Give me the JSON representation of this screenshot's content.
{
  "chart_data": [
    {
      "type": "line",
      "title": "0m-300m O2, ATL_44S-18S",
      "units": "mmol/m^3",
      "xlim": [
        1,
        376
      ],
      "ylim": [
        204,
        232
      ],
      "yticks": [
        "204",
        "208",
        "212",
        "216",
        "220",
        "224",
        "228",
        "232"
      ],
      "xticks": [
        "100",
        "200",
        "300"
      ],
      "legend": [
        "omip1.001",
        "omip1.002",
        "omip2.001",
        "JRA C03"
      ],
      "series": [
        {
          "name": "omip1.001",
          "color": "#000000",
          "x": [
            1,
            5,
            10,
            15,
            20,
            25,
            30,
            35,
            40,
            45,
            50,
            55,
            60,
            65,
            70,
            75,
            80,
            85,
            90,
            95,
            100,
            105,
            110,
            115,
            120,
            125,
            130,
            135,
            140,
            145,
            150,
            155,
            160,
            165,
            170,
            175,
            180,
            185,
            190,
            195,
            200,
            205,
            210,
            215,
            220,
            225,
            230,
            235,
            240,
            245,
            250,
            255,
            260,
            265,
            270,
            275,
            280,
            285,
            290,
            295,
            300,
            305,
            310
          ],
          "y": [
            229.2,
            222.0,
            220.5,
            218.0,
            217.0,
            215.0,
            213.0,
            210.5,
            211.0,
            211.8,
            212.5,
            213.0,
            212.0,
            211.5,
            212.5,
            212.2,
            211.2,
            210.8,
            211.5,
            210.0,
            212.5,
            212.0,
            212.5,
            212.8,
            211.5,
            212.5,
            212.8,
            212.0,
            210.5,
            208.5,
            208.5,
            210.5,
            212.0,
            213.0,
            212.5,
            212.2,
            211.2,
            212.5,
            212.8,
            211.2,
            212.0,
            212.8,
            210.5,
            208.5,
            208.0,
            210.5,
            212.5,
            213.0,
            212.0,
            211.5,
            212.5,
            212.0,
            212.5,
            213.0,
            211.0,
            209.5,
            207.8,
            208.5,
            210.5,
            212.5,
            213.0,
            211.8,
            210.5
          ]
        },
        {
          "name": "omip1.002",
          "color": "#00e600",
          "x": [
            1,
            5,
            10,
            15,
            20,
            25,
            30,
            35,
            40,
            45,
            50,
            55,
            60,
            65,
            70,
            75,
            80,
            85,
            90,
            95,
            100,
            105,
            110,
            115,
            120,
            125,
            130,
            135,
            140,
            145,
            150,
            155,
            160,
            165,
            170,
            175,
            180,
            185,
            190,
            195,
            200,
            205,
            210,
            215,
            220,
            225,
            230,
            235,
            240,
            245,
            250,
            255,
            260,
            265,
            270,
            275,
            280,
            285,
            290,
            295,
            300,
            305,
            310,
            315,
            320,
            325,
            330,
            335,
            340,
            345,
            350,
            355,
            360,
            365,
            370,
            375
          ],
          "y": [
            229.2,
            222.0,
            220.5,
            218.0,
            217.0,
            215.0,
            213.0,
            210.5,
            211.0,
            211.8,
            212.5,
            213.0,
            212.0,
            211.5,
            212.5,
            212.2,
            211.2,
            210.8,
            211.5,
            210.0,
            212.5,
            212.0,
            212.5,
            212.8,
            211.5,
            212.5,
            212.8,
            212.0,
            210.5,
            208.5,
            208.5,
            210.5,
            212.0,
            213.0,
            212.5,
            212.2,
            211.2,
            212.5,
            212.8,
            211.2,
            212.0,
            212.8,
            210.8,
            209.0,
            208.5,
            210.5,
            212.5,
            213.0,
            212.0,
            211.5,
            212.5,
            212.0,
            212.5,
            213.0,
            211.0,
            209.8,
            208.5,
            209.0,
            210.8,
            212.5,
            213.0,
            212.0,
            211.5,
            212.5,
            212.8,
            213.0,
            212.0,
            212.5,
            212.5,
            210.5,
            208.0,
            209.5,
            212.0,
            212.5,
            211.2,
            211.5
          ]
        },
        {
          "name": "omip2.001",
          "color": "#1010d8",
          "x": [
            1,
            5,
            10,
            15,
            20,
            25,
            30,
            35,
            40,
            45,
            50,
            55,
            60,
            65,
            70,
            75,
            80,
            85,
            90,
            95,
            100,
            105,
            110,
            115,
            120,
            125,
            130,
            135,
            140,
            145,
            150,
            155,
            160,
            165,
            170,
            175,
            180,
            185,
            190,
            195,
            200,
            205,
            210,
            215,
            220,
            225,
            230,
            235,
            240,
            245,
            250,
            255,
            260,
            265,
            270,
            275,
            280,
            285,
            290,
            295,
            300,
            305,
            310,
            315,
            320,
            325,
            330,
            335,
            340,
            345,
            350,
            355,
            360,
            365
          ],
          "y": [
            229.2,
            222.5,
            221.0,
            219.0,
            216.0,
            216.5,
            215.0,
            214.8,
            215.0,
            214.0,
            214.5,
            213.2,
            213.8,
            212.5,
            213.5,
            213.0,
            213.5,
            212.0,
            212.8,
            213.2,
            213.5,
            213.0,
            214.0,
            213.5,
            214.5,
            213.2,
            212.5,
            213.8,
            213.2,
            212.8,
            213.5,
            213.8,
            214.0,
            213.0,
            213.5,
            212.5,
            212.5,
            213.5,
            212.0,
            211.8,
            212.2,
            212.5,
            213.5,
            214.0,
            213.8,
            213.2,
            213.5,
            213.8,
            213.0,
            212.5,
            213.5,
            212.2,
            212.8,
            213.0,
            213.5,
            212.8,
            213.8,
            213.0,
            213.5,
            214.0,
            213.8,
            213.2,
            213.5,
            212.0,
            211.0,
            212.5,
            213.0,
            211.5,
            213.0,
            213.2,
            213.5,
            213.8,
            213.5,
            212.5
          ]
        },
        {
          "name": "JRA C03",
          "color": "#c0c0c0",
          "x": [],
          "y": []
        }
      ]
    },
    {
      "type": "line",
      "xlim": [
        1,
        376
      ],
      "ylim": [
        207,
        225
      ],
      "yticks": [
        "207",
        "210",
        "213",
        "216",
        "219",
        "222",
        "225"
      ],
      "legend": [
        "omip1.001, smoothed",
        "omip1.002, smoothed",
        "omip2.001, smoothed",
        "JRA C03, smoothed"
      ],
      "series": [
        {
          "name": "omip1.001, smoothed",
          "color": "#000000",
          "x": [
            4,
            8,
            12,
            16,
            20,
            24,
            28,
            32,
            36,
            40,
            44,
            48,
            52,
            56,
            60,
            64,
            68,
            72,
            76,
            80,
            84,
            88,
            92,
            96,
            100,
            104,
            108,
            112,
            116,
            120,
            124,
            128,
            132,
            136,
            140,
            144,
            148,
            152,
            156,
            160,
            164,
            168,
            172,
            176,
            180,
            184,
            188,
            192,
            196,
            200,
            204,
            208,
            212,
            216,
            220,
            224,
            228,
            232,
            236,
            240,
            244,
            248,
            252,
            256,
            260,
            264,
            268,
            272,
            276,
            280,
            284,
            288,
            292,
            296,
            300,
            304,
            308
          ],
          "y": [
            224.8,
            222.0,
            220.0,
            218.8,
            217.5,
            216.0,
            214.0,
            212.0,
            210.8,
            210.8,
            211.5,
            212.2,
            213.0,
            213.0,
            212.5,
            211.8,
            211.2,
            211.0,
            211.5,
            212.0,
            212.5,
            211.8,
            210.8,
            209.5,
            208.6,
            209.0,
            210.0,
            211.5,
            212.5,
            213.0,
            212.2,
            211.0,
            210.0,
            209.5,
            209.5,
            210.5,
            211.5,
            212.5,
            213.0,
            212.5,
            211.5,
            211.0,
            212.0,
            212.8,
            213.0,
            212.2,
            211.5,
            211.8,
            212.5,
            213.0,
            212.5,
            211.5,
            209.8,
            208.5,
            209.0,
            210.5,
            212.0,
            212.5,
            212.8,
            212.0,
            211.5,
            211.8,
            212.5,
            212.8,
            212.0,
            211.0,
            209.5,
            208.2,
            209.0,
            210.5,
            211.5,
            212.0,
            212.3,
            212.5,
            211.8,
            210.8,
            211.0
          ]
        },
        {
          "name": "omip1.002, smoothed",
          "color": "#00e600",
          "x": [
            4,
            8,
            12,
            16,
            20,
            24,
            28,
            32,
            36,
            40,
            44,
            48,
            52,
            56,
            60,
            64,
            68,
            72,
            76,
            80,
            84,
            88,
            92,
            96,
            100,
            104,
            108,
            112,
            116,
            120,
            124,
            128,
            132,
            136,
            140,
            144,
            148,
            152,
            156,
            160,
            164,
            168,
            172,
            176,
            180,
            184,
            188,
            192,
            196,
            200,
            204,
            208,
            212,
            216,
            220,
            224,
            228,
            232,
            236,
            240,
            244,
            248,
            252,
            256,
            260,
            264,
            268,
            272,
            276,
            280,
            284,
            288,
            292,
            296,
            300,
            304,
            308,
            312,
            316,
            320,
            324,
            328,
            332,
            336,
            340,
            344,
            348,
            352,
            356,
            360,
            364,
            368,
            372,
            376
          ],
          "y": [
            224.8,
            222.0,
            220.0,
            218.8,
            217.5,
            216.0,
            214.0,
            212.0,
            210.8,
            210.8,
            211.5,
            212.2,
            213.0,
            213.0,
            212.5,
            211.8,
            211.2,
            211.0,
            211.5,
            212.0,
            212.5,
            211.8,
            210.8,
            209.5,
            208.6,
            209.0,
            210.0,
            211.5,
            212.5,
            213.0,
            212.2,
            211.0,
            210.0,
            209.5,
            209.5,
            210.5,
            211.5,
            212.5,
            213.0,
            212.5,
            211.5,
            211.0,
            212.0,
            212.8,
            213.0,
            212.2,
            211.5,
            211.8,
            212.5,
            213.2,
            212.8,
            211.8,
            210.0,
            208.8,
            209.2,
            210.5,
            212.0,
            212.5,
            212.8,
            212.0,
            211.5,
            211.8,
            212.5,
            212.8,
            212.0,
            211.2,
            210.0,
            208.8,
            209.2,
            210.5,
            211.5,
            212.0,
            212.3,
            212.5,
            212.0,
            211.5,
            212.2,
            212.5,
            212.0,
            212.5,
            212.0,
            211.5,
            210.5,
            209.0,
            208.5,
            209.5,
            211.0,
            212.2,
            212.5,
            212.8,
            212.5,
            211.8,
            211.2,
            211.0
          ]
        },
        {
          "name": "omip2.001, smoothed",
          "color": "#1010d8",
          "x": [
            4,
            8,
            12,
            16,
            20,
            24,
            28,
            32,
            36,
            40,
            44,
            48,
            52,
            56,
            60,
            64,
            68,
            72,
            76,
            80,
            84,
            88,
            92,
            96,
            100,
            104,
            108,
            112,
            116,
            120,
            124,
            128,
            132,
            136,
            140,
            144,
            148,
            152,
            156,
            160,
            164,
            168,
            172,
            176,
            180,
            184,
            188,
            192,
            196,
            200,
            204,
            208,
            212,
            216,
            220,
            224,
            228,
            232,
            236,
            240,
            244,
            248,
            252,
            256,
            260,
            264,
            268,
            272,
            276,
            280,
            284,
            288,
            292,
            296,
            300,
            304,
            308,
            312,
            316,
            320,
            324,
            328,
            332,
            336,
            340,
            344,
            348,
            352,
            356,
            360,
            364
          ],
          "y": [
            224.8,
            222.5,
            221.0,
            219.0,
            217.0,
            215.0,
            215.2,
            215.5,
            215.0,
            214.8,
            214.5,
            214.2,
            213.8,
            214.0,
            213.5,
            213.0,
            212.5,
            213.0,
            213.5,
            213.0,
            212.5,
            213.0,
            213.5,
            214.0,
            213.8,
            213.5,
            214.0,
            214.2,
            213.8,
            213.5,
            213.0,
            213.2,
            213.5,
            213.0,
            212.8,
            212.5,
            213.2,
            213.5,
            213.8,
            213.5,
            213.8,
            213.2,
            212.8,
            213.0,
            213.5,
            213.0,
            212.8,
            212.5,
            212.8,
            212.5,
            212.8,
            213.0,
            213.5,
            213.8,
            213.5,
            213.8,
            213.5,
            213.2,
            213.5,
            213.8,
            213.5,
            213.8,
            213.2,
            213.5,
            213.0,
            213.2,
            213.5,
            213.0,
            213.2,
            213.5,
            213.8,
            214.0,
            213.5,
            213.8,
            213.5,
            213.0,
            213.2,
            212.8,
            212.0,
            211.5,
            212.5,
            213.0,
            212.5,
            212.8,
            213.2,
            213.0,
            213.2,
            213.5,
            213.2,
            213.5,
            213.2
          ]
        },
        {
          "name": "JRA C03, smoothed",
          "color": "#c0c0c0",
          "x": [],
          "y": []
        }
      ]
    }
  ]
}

> [THE PROBLEM] Take every line containing the word "name" and copy it.

> [REPLY]
          "name": "omip1.001",
          "name": "omip1.002",
          "name": "omip2.001",
          "name": "JRA C03",
          "name": "omip1.001, smoothed",
          "name": "omip1.002, smoothed",
          "name": "omip2.001, smoothed",
          "name": "JRA C03, smoothed",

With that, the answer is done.